<<<<
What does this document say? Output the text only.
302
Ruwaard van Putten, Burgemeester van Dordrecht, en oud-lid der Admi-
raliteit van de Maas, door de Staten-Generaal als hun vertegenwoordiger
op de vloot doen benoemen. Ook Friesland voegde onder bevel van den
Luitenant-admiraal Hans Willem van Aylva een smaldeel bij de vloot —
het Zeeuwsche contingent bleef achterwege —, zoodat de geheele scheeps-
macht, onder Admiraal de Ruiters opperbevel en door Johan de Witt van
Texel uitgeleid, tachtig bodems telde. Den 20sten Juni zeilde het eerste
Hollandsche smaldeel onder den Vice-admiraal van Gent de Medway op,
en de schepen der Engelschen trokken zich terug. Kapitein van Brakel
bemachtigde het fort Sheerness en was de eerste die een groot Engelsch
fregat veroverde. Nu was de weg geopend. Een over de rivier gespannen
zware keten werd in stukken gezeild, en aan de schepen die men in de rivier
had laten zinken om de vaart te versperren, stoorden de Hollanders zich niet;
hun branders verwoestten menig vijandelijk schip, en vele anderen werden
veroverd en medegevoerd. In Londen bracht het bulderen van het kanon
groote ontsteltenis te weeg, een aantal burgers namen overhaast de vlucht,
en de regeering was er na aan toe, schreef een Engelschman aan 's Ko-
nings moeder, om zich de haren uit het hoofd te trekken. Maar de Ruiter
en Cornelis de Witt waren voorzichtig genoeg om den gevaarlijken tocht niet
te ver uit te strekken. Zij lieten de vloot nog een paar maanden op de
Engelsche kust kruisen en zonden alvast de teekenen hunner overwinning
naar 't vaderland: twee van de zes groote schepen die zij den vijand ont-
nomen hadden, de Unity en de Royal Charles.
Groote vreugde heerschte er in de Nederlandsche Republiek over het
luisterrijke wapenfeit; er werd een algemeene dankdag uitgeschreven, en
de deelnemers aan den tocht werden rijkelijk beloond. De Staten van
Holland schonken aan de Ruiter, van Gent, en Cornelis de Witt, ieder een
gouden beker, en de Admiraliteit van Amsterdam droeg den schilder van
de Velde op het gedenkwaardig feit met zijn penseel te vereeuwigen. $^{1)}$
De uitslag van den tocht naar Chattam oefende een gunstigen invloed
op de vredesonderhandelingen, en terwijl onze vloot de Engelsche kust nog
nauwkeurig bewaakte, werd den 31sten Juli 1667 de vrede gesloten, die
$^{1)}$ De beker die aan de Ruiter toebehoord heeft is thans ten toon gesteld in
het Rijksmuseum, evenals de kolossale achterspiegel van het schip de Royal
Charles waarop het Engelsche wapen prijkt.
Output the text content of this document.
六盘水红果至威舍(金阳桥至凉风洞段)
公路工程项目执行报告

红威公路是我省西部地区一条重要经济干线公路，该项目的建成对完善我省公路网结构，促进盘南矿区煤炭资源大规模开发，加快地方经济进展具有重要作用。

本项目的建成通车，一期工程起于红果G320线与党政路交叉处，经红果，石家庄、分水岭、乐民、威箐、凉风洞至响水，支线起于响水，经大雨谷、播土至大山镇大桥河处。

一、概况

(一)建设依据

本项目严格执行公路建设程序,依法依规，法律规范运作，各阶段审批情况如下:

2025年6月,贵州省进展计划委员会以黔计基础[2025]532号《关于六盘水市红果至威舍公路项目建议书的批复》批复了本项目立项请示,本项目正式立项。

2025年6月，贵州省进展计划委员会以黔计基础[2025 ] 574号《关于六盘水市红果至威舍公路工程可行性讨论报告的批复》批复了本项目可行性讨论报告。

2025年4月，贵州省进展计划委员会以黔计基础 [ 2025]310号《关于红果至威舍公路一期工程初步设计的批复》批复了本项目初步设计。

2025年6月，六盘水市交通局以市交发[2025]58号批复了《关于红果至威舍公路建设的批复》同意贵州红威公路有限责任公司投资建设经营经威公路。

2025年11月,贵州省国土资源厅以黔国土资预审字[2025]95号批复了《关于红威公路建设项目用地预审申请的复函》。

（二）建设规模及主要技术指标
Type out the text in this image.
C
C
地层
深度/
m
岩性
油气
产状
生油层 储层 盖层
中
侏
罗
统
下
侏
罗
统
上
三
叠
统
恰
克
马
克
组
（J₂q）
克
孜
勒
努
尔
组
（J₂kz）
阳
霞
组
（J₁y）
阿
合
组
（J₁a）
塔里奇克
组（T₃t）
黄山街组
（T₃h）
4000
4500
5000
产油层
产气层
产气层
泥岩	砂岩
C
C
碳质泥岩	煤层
>>>>
- **Exercise directions**: Please extract exactly, and only, the lines from the line containing "Type out the text in this image." through the last line of the records.

- **Written answer**:
Type out the text in this image.
C
C
地层
深度/
m
岩性
油气
产状
生油层 储层 盖层
中
侏
罗
统
下
侏
罗
统
上
三
叠
统
恰
克
马
克
组
（J₂q）
克
孜
勒
努
尔
组
（J₂kz）
阳
霞
组
（J₁y）
阿
合
组
（J₁a）
塔里奇克
组（T₃t）
黄山街组
（T₃h）
4000
4500
5000
产油层
产气层
产气层
泥岩	砂岩
C
C
碳质泥岩	煤层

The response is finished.